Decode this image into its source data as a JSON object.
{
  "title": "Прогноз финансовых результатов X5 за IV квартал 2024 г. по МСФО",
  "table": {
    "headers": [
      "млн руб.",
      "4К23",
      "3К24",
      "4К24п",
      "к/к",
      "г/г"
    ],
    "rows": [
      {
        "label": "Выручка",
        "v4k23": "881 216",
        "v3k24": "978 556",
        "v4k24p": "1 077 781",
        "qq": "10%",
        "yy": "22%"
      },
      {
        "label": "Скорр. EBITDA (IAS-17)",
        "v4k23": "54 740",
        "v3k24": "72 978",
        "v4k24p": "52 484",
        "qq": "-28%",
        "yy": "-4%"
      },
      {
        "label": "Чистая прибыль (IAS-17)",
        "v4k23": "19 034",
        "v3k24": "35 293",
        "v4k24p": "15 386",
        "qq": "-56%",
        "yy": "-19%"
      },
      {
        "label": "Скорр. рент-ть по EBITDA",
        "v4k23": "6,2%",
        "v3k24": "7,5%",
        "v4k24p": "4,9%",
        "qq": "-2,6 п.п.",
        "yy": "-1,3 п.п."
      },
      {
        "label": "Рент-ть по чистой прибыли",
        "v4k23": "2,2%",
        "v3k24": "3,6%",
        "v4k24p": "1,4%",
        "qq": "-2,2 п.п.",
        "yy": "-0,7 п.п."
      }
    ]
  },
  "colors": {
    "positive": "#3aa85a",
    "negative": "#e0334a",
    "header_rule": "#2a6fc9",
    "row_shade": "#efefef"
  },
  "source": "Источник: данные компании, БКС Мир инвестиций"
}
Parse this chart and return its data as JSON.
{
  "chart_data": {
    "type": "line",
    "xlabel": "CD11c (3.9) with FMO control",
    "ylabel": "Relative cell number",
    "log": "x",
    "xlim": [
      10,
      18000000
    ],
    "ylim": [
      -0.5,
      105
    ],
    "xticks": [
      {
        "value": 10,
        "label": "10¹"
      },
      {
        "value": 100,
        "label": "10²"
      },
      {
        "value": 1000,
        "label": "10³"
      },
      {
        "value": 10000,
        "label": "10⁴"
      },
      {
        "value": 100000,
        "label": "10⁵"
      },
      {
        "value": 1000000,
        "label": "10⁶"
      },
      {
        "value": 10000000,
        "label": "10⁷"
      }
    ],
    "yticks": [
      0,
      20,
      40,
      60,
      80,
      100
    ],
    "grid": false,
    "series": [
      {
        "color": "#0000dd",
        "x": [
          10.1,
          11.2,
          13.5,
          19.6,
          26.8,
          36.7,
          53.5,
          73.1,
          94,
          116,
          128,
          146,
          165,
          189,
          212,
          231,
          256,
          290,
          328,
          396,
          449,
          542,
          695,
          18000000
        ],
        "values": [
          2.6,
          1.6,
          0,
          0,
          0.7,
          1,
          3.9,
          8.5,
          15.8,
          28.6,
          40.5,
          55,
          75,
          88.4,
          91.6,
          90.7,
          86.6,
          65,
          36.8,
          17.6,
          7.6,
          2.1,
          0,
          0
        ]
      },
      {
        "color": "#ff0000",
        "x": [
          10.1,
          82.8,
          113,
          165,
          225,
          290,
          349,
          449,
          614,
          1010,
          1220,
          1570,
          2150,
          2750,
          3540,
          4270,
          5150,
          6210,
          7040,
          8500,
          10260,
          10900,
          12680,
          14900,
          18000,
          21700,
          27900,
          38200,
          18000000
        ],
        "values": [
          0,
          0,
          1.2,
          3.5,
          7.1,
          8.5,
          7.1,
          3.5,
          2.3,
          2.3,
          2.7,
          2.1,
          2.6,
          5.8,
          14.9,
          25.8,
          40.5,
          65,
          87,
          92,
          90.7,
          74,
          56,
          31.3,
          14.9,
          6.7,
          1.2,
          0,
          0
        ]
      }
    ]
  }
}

### [Stated exercise]
Output the listing above word for word.

### [Correct answer]
Decode this image into its source data as a JSON object.
{
  "title": "Прогноз финансовых результатов X5 за IV квартал 2024 г. по МСФО",
  "table": {
    "headers": [
      "млн руб.",
      "4К23",
      "3К24",
      "4К24п",
      "к/к",
      "г/г"
    ],
    "rows": [
      {
        "label": "Выручка",
        "v4k23": "881 216",
        "v3k24": "978 556",
        "v4k24p": "1 077 781",
        "qq": "10%",
        "yy": "22%"
      },
      {
        "label": "Скорр. EBITDA (IAS-17)",
        "v4k23": "54 740",
        "v3k24": "72 978",
        "v4k24p": "52 484",
        "qq": "-28%",
        "yy": "-4%"
      },
      {
        "label": "Чистая прибыль (IAS-17)",
        "v4k23": "19 034",
        "v3k24": "35 293",
        "v4k24p": "15 386",
        "qq": "-56%",
        "yy": "-19%"
      },
      {
        "label": "Скорр. рент-ть по EBITDA",
        "v4k23": "6,2%",
        "v3k24": "7,5%",
        "v4k24p": "4,9%",
        "qq": "-2,6 п.п.",
        "yy": "-1,3 п.п."
      },
      {
        "label": "Рент-ть по чистой прибыли",
        "v4k23": "2,2%",
        "v3k24": "3,6%",
        "v4k24p": "1,4%",
        "qq": "-2,2 п.п.",
        "yy": "-0,7 п.п."
      }
    ]
  },
  "colors": {
    "positive": "#3aa85a",
    "negative": "#e0334a",
    "header_rule": "#2a6fc9",
    "row_shade": "#efefef"
  },
  "source": "Источник: данные компании, БКС Мир инвестиций"
}
Parse this chart and return its data as JSON.
{
  "chart_data": {
    "type": "line",
    "xlabel": "CD11c (3.9) with FMO control",
    "ylabel": "Relative cell number",
    "log": "x",
    "xlim": [
      10,
      18000000
    ],
    "ylim": [
      -0.5,
      105
    ],
    "xticks": [
      {
        "value": 10,
        "label": "10¹"
      },
      {
        "value": 100,
        "label": "10²"
      },
      {
        "value": 1000,
        "label": "10³"
      },
      {
        "value": 10000,
        "label": "10⁴"
      },
      {
        "value": 100000,
        "label": "10⁵"
      },
      {
        "value": 1000000,
        "label": "10⁶"
      },
      {
        "value": 10000000,
        "label": "10⁷"
      }
    ],
    "yticks": [
      0,
      20,
      40,
      60,
      80,
      100
    ],
    "grid": false,
    "series": [
      {
        "color": "#0000dd",
        "x": [
          10.1,
          11.2,
          13.5,
          19.6,
          26.8,
          36.7,
          53.5,
          73.1,
          94,
          116,
          128,
          146,
          165,
          189,
          212,
          231,
          256,
          290,
          328,
          396,
          449,
          542,
          695,
          18000000
        ],
        "values": [
          2.6,
          1.6,
          0,
          0,
          0.7,
          1,
          3.9,
          8.5,
          15.8,
          28.6,
          40.5,
          55,
          75,
          88.4,
          91.6,
          90.7,
          86.6,
          65,
          36.8,
          17.6,
          7.6,
          2.1,
          0,
          0
        ]
      },
      {
        "color": "#ff0000",
        "x": [
          10.1,
          82.8,
          113,
          165,
          225,
          290,
          349,
          449,
          614,
          1010,
          1220,
          1570,
          2150,
          2750,
          3540,
          4270,
          5150,
          6210,
          7040,
          8500,
          10260,
          10900,
          12680,
          14900,
          18000,
          21700,
          27900,
          38200,
          18000000
        ],
        "values": [
          0,
          0,
          1.2,
          3.5,
          7.1,
          8.5,
          7.1,
          3.5,
          2.3,
          2.3,
          2.7,
          2.1,
          2.6,
          5.8,
          14.9,
          25.8,
          40.5,
          65,
          87,
          92,
          90.7,
          74,
          56,
          31.3,
          14.9,
          6.7,
          1.2,
          0,
          0
        ]
      }
    ]
  }
}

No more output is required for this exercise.